_Your instructions_
Below is a block of records; return all of them exactly, but without the images.

_Entries shown_

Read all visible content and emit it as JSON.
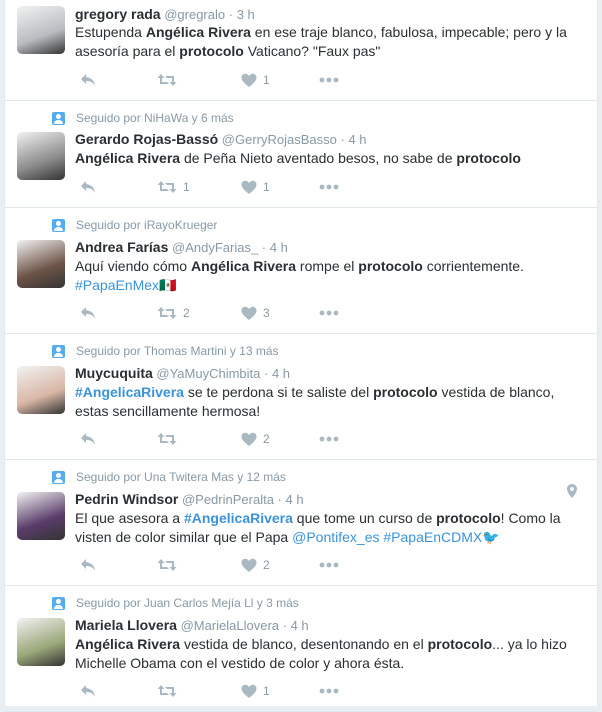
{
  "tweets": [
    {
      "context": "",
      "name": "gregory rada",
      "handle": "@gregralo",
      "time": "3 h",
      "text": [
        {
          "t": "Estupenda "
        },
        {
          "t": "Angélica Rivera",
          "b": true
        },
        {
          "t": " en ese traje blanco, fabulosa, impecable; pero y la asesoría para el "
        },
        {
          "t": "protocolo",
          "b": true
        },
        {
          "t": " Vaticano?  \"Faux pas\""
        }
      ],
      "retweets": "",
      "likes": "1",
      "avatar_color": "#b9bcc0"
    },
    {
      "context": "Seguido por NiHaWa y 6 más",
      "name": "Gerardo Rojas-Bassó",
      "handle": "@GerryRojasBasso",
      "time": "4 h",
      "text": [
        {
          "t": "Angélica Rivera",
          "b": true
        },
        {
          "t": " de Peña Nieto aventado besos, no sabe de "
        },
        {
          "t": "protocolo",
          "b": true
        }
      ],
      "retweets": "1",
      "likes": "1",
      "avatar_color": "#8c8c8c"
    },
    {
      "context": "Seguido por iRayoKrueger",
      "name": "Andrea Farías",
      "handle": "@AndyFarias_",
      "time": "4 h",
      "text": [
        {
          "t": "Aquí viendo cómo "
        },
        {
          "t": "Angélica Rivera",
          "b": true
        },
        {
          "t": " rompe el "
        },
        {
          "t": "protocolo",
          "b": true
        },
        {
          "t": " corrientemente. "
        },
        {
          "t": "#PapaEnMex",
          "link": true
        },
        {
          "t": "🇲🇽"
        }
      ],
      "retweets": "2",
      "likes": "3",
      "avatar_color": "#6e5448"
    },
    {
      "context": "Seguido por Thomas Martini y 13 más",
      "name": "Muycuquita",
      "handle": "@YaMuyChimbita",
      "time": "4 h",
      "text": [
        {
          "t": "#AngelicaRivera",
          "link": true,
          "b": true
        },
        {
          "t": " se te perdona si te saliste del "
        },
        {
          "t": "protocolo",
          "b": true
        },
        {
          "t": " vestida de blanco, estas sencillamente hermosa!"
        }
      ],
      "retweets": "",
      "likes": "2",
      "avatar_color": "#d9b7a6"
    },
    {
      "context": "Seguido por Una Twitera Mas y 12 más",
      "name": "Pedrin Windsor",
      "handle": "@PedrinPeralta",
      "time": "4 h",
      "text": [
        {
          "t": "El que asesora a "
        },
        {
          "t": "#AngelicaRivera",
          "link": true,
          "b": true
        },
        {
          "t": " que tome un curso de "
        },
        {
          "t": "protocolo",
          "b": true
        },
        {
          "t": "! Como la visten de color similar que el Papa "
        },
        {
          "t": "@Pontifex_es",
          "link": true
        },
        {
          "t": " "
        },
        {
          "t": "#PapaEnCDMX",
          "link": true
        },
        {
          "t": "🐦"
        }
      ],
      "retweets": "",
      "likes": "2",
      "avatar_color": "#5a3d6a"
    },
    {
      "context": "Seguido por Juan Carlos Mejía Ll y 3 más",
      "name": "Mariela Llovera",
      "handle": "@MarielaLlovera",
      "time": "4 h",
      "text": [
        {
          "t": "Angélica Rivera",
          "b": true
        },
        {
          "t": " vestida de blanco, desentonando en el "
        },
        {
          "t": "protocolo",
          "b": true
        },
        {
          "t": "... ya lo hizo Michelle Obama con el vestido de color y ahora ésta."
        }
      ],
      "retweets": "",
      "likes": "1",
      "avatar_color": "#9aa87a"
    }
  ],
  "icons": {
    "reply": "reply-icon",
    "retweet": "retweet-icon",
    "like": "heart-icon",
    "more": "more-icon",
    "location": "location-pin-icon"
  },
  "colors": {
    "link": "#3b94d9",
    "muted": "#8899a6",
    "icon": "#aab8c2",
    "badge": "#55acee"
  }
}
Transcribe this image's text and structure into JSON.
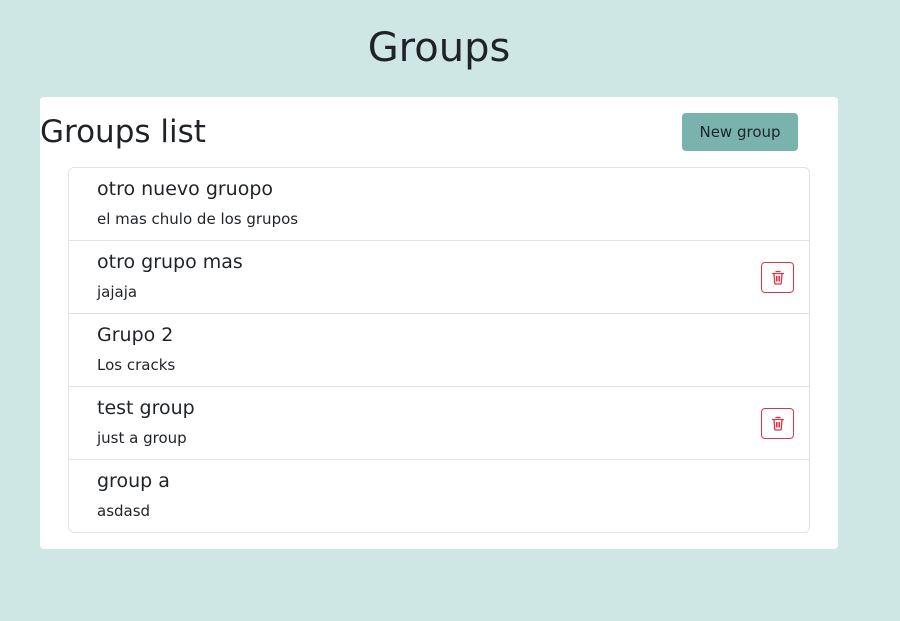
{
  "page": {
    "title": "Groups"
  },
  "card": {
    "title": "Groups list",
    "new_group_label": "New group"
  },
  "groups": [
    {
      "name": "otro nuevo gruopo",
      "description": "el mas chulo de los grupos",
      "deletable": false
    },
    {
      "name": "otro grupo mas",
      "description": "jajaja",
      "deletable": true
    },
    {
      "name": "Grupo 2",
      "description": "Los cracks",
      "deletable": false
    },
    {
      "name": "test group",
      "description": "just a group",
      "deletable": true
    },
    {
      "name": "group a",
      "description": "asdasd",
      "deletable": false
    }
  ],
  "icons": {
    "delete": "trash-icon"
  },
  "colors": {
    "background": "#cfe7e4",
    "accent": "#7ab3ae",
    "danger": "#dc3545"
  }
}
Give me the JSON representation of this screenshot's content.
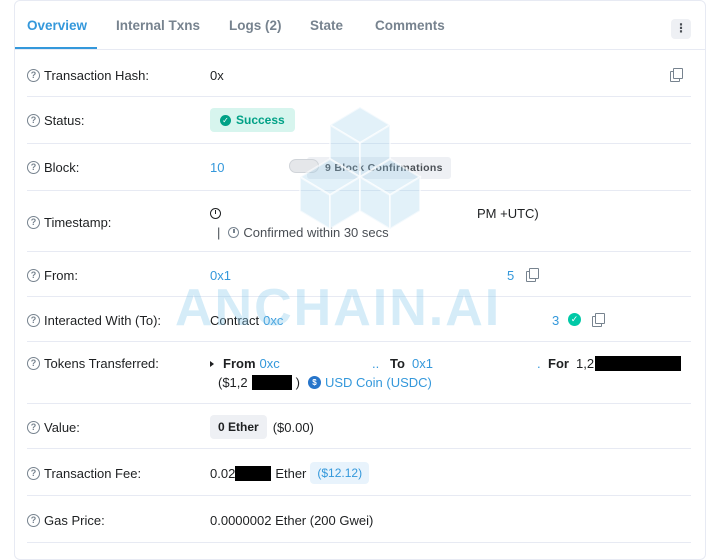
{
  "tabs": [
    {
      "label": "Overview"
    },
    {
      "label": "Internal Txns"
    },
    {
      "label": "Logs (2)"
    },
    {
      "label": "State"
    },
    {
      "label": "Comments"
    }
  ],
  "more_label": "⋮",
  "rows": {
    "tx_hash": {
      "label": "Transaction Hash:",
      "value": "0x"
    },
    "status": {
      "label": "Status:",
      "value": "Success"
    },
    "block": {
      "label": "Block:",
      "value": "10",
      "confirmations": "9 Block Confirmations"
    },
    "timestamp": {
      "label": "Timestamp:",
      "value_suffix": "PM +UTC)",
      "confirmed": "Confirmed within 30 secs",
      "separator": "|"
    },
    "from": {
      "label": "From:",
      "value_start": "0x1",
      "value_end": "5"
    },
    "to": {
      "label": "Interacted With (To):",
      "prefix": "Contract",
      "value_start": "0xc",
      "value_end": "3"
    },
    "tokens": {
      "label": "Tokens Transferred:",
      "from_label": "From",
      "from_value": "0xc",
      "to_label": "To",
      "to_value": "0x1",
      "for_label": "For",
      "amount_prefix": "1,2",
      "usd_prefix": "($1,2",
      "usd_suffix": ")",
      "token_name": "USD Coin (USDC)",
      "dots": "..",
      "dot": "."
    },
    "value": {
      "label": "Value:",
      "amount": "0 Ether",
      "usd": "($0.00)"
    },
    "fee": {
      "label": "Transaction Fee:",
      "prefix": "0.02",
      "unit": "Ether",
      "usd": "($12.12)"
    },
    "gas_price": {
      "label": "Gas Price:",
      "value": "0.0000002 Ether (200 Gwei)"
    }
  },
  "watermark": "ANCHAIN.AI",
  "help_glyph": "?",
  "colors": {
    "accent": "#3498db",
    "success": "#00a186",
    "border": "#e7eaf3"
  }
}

_Solution to the problem_
Read all visible content and emit it as JSON.
{
  "tweets": [
    {
      "context": "",
      "name": "gregory rada",
      "handle": "@gregralo",
      "time": "3 h",
      "text": [
        {
          "t": "Estupenda "
        },
        {
          "t": "Angélica Rivera",
          "b": true
        },
        {
          "t": " en ese traje blanco, fabulosa, impecable; pero y la asesoría para el "
        },
        {
          "t": "protocolo",
          "b": true
        },
        {
          "t": " Vaticano?  \"Faux pas\""
        }
      ],
      "retweets": "",
      "likes": "1",
      "avatar_color": "#b9bcc0"
    },
    {
      "context": "Seguido por NiHaWa y 6 más",
      "name": "Gerardo Rojas-Bassó",
      "handle": "@GerryRojasBasso",
      "time": "4 h",
      "text": [
        {
          "t": "Angélica Rivera",
          "b": true
        },
        {
          "t": " de Peña Nieto aventado besos, no sabe de "
        },
        {
          "t": "protocolo",
          "b": true
        }
      ],
      "retweets": "1",
      "likes": "1",
      "avatar_color": "#8c8c8c"
    },
    {
      "context": "Seguido por iRayoKrueger",
      "name": "Andrea Farías",
      "handle": "@AndyFarias_",
      "time": "4 h",
      "text": [
        {
          "t": "Aquí viendo cómo "
        },
        {
          "t": "Angélica Rivera",
          "b": true
        },
        {
          "t": " rompe el "
        },
        {
          "t": "protocolo",
          "b": true
        },
        {
          "t": " corrientemente. "
        },
        {
          "t": "#PapaEnMex",
          "link": true
        },
        {
          "t": "🇲🇽"
        }
      ],
      "retweets": "2",
      "likes": "3",
      "avatar_color": "#6e5448"
    },
    {
      "context": "Seguido por Thomas Martini y 13 más",
      "name": "Muycuquita",
      "handle": "@YaMuyChimbita",
      "time": "4 h",
      "text": [
        {
          "t": "#AngelicaRivera",
          "link": true,
          "b": true
        },
        {
          "t": " se te perdona si te saliste del "
        },
        {
          "t": "protocolo",
          "b": true
        },
        {
          "t": " vestida de blanco, estas sencillamente hermosa!"
        }
      ],
      "retweets": "",
      "likes": "2",
      "avatar_color": "#d9b7a6"
    },
    {
      "context": "Seguido por Una Twitera Mas y 12 más",
      "name": "Pedrin Windsor",
      "handle": "@PedrinPeralta",
      "time": "4 h",
      "text": [
        {
          "t": "El que asesora a "
        },
        {
          "t": "#AngelicaRivera",
          "link": true,
          "b": true
        },
        {
          "t": " que tome un curso de "
        },
        {
          "t": "protocolo",
          "b": true
        },
        {
          "t": "! Como la visten de color similar que el Papa "
        },
        {
          "t": "@Pontifex_es",
          "link": true
        },
        {
          "t": " "
        },
        {
          "t": "#PapaEnCDMX",
          "link": true
        },
        {
          "t": "🐦"
        }
      ],
      "retweets": "",
      "likes": "2",
      "avatar_color": "#5a3d6a"
    },
    {
      "context": "Seguido por Juan Carlos Mejía Ll y 3 más",
      "name": "Mariela Llovera",
      "handle": "@MarielaLlovera",
      "time": "4 h",
      "text": [
        {
          "t": "Angélica Rivera",
          "b": true
        },
        {
          "t": " vestida de blanco, desentonando en el "
        },
        {
          "t": "protocolo",
          "b": true
        },
        {
          "t": "... ya lo hizo Michelle Obama con el vestido de color y ahora ésta."
        }
      ],
      "retweets": "",
      "likes": "1",
      "avatar_color": "#9aa87a"
    }
  ],
  "icons": {
    "reply": "reply-icon",
    "retweet": "retweet-icon",
    "like": "heart-icon",
    "more": "more-icon",
    "location": "location-pin-icon"
  },
  "colors": {
    "link": "#3b94d9",
    "muted": "#8899a6",
    "icon": "#aab8c2",
    "badge": "#55acee"
  }
}
Transcribe this image's text and structure into JSON.
{
  "page": {
    "title": "Groups"
  },
  "card": {
    "title": "Groups list",
    "new_group_label": "New group"
  },
  "groups": [
    {
      "name": "otro nuevo gruopo",
      "description": "el mas chulo de los grupos",
      "deletable": false
    },
    {
      "name": "otro grupo mas",
      "description": "jajaja",
      "deletable": true
    },
    {
      "name": "Grupo 2",
      "description": "Los cracks",
      "deletable": false
    },
    {
      "name": "test group",
      "description": "just a group",
      "deletable": true
    },
    {
      "name": "group a",
      "description": "asdasd",
      "deletable": false
    }
  ],
  "icons": {
    "delete": "trash-icon"
  },
  "colors": {
    "background": "#cfe7e4",
    "accent": "#7ab3ae",
    "danger": "#dc3545"
  }
}
Give me the JSON representation of this screenshot's content.
{
  "tabs": [
    {
      "label": "Overview"
    },
    {
      "label": "Internal Txns"
    },
    {
      "label": "Logs (2)"
    },
    {
      "label": "State"
    },
    {
      "label": "Comments"
    }
  ],
  "more_label": "⋮",
  "rows": {
    "tx_hash": {
      "label": "Transaction Hash:",
      "value": "0x"
    },
    "status": {
      "label": "Status:",
      "value": "Success"
    },
    "block": {
      "label": "Block:",
      "value": "10",
      "confirmations": "9 Block Confirmations"
    },
    "timestamp": {
      "label": "Timestamp:",
      "value_suffix": "PM +UTC)",
      "confirmed": "Confirmed within 30 secs",
      "separator": "|"
    },
    "from": {
      "label": "From:",
      "value_start": "0x1",
      "value_end": "5"
    },
    "to": {
      "label": "Interacted With (To):",
      "prefix": "Contract",
      "value_start": "0xc",
      "value_end": "3"
    },
    "tokens": {
      "label": "Tokens Transferred:",
      "from_label": "From",
      "from_value": "0xc",
      "to_label": "To",
      "to_value": "0x1",
      "for_label": "For",
      "amount_prefix": "1,2",
      "usd_prefix": "($1,2",
      "usd_suffix": ")",
      "token_name": "USD Coin (USDC)",
      "dots": "..",
      "dot": "."
    },
    "value": {
      "label": "Value:",
      "amount": "0 Ether",
      "usd": "($0.00)"
    },
    "fee": {
      "label": "Transaction Fee:",
      "prefix": "0.02",
      "unit": "Ether",
      "usd": "($12.12)"
    },
    "gas_price": {
      "label": "Gas Price:",
      "value": "0.0000002 Ether (200 Gwei)"
    }
  },
  "watermark": "ANCHAIN.AI",
  "help_glyph": "?",
  "colors": {
    "accent": "#3498db",
    "success": "#00a186",
    "border": "#e7eaf3"
  }
}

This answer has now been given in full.